Given request: Rewrite the material below, replacing every occurrence of "row-title-label" with "row-name-label" and leaving all other text unchanged.

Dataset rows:
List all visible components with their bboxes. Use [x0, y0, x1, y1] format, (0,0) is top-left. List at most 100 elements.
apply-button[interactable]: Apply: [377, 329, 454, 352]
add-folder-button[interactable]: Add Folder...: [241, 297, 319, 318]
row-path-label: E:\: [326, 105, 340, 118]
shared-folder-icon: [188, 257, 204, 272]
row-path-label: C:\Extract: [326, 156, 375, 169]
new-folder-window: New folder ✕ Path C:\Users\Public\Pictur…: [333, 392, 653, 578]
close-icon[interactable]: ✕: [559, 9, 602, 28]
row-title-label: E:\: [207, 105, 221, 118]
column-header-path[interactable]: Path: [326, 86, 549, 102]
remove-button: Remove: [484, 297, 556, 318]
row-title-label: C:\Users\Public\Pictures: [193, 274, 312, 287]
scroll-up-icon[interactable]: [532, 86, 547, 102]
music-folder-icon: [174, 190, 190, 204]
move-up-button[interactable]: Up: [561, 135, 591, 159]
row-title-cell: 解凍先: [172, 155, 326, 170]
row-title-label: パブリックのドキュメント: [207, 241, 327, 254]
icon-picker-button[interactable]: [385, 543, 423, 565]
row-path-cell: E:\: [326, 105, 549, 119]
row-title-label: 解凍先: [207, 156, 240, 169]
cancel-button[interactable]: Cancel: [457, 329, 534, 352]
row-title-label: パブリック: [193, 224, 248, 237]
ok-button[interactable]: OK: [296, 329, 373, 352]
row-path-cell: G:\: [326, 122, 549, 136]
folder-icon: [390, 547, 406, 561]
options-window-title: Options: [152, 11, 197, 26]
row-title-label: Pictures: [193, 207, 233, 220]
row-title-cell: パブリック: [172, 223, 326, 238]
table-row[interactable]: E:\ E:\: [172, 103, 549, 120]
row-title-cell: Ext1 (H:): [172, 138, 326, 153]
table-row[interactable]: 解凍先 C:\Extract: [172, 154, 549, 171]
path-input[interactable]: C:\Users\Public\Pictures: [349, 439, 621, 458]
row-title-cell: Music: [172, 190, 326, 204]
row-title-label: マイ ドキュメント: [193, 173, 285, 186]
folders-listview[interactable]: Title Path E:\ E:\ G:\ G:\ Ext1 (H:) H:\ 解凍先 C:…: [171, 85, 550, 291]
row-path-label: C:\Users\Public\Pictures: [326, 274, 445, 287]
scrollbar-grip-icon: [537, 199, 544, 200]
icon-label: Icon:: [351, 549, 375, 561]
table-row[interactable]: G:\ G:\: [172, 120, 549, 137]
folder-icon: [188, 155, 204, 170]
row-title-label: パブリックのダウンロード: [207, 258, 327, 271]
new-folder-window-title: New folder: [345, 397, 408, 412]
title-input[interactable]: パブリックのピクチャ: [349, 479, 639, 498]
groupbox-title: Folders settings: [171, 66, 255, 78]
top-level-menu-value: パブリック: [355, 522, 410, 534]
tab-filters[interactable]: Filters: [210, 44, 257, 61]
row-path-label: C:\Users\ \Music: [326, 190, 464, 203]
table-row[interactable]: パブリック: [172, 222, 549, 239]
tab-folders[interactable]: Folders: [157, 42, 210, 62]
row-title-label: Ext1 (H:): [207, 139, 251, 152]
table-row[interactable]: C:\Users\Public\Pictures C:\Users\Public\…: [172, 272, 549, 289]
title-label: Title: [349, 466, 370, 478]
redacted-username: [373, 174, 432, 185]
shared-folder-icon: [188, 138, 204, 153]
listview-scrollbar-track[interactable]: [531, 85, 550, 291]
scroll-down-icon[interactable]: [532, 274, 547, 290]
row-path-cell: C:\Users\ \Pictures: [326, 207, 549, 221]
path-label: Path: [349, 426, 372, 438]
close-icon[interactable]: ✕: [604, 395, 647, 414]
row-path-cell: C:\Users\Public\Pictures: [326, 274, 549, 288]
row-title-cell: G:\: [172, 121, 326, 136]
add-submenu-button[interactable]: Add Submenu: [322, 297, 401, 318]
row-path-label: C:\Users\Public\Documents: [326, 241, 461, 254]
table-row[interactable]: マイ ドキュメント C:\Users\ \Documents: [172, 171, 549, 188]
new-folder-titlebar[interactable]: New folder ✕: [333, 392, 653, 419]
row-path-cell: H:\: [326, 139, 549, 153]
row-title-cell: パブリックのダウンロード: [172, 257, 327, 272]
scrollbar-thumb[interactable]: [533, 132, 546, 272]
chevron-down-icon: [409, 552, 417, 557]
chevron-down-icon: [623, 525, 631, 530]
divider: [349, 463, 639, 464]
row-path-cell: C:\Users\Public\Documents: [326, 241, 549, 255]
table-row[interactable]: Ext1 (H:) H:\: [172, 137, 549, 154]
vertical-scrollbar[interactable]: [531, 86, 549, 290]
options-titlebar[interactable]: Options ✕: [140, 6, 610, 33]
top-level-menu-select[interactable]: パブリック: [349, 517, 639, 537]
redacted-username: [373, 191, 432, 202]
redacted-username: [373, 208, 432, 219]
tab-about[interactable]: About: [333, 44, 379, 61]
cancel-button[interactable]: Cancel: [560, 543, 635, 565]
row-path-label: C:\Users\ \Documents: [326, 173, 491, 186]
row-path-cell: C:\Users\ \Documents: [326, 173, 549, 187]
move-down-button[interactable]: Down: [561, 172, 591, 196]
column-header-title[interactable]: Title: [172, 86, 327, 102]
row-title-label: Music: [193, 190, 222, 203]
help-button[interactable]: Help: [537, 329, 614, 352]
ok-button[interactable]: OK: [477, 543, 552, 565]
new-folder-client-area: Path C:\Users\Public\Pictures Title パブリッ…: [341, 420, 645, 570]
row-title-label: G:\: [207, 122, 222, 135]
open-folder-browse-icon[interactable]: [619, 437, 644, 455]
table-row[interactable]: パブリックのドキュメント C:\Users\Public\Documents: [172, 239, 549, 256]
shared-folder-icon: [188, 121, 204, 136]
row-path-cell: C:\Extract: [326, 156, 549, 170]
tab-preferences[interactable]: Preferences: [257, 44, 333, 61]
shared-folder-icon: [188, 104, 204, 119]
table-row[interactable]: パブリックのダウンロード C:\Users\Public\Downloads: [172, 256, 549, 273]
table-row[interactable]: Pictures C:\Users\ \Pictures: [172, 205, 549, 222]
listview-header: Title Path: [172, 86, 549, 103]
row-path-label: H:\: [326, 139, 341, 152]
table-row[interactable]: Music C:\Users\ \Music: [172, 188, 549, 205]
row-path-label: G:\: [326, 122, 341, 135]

Written response:
List all visible components with their bboxes. Use [x0, y0, x1, y1] format, (0,0) is top-left. List at most 100 elements.
apply-button[interactable]: Apply: [377, 329, 454, 352]
add-folder-button[interactable]: Add Folder...: [241, 297, 319, 318]
row-path-label: E:\: [326, 105, 340, 118]
shared-folder-icon: [188, 257, 204, 272]
row-path-label: C:\Extract: [326, 156, 375, 169]
new-folder-window: New folder ✕ Path C:\Users\Public\Pictur…: [333, 392, 653, 578]
close-icon[interactable]: ✕: [559, 9, 602, 28]
row-name-label: E:\: [207, 105, 221, 118]
column-header-path[interactable]: Path: [326, 86, 549, 102]
remove-button: Remove: [484, 297, 556, 318]
row-name-label: C:\Users\Public\Pictures: [193, 274, 312, 287]
scroll-up-icon[interactable]: [532, 86, 547, 102]
music-folder-icon: [174, 190, 190, 204]
move-up-button[interactable]: Up: [561, 135, 591, 159]
row-title-cell: 解凍先: [172, 155, 326, 170]
row-name-label: パブリックのドキュメント: [207, 241, 327, 254]
icon-picker-button[interactable]: [385, 543, 423, 565]
row-path-cell: E:\: [326, 105, 549, 119]
row-name-label: 解凍先: [207, 156, 240, 169]
cancel-button[interactable]: Cancel: [457, 329, 534, 352]
row-name-label: パブリック: [193, 224, 248, 237]
ok-button[interactable]: OK: [296, 329, 373, 352]
row-path-cell: G:\: [326, 122, 549, 136]
folder-icon: [390, 547, 406, 561]
options-window-title: Options: [152, 11, 197, 26]
row-name-label: Pictures: [193, 207, 233, 220]
row-title-cell: パブリック: [172, 223, 326, 238]
table-row[interactable]: E:\ E:\: [172, 103, 549, 120]
row-title-cell: Ext1 (H:): [172, 138, 326, 153]
table-row[interactable]: 解凍先 C:\Extract: [172, 154, 549, 171]
path-input[interactable]: C:\Users\Public\Pictures: [349, 439, 621, 458]
row-title-cell: Music: [172, 190, 326, 204]
row-name-label: マイ ドキュメント: [193, 173, 285, 186]
folders-listview[interactable]: Title Path E:\ E:\ G:\ G:\ Ext1 (H:) H:\ 解凍先 C:…: [171, 85, 550, 291]
row-path-label: C:\Users\Public\Pictures: [326, 274, 445, 287]
scrollbar-grip-icon: [537, 199, 544, 200]
icon-label: Icon:: [351, 549, 375, 561]
table-row[interactable]: G:\ G:\: [172, 120, 549, 137]
folder-icon: [188, 155, 204, 170]
row-name-label: パブリックのダウンロード: [207, 258, 327, 271]
new-folder-window-title: New folder: [345, 397, 408, 412]
title-input[interactable]: パブリックのピクチャ: [349, 479, 639, 498]
groupbox-title: Folders settings: [171, 66, 255, 78]
top-level-menu-value: パブリック: [355, 522, 410, 534]
tab-filters[interactable]: Filters: [210, 44, 257, 61]
row-path-label: C:\Users\ \Music: [326, 190, 464, 203]
table-row[interactable]: パブリック: [172, 222, 549, 239]
tab-folders[interactable]: Folders: [157, 42, 210, 62]
row-name-label: Ext1 (H:): [207, 139, 251, 152]
table-row[interactable]: C:\Users\Public\Pictures C:\Users\Public\…: [172, 272, 549, 289]
title-label: Title: [349, 466, 370, 478]
redacted-username: [373, 174, 432, 185]
shared-folder-icon: [188, 138, 204, 153]
listview-scrollbar-track[interactable]: [531, 85, 550, 291]
scroll-down-icon[interactable]: [532, 274, 547, 290]
row-path-cell: C:\Users\ \Pictures: [326, 207, 549, 221]
path-label: Path: [349, 426, 372, 438]
close-icon[interactable]: ✕: [604, 395, 647, 414]
row-path-cell: C:\Users\Public\Pictures: [326, 274, 549, 288]
row-title-cell: G:\: [172, 121, 326, 136]
add-submenu-button[interactable]: Add Submenu: [322, 297, 401, 318]
row-path-label: C:\Users\Public\Documents: [326, 241, 461, 254]
table-row[interactable]: マイ ドキュメント C:\Users\ \Documents: [172, 171, 549, 188]
new-folder-titlebar[interactable]: New folder ✕: [333, 392, 653, 419]
row-path-cell: H:\: [326, 139, 549, 153]
row-title-cell: パブリックのダウンロード: [172, 257, 327, 272]
scrollbar-thumb[interactable]: [533, 132, 546, 272]
chevron-down-icon: [409, 552, 417, 557]
chevron-down-icon: [623, 525, 631, 530]
divider: [349, 463, 639, 464]
row-path-cell: C:\Users\Public\Documents: [326, 241, 549, 255]
table-row[interactable]: Ext1 (H:) H:\: [172, 137, 549, 154]
vertical-scrollbar[interactable]: [531, 86, 549, 290]
options-titlebar[interactable]: Options ✕: [140, 6, 610, 33]
top-level-menu-select[interactable]: パブリック: [349, 517, 639, 537]
redacted-username: [373, 191, 432, 202]
redacted-username: [373, 208, 432, 219]
tab-about[interactable]: About: [333, 44, 379, 61]
cancel-button[interactable]: Cancel: [560, 543, 635, 565]
row-path-label: C:\Users\ \Documents: [326, 173, 491, 186]
row-path-cell: C:\Users\ \Documents: [326, 173, 549, 187]
move-down-button[interactable]: Down: [561, 172, 591, 196]
column-header-title[interactable]: Title: [172, 86, 327, 102]
row-name-label: Music: [193, 190, 222, 203]
help-button[interactable]: Help: [537, 329, 614, 352]
ok-button[interactable]: OK: [477, 543, 552, 565]
new-folder-client-area: Path C:\Users\Public\Pictures Title パブリッ…: [341, 420, 645, 570]
row-name-label: G:\: [207, 122, 222, 135]
open-folder-browse-icon[interactable]: [619, 437, 644, 455]
table-row[interactable]: パブリックのドキュメント C:\Users\Public\Documents: [172, 239, 549, 256]
shared-folder-icon: [188, 121, 204, 136]
row-path-cell: C:\Extract: [326, 156, 549, 170]
tab-preferences[interactable]: Preferences: [257, 44, 333, 61]
shared-folder-icon: [188, 104, 204, 119]
table-row[interactable]: パブリックのダウンロード C:\Users\Public\Downloads: [172, 256, 549, 273]
table-row[interactable]: Pictures C:\Users\ \Pictures: [172, 205, 549, 222]
listview-header: Title Path: [172, 86, 549, 103]
row-path-label: H:\: [326, 139, 341, 152]
table-row[interactable]: Music C:\Users\ \Music: [172, 188, 549, 205]
row-path-label: G:\: [326, 122, 341, 135]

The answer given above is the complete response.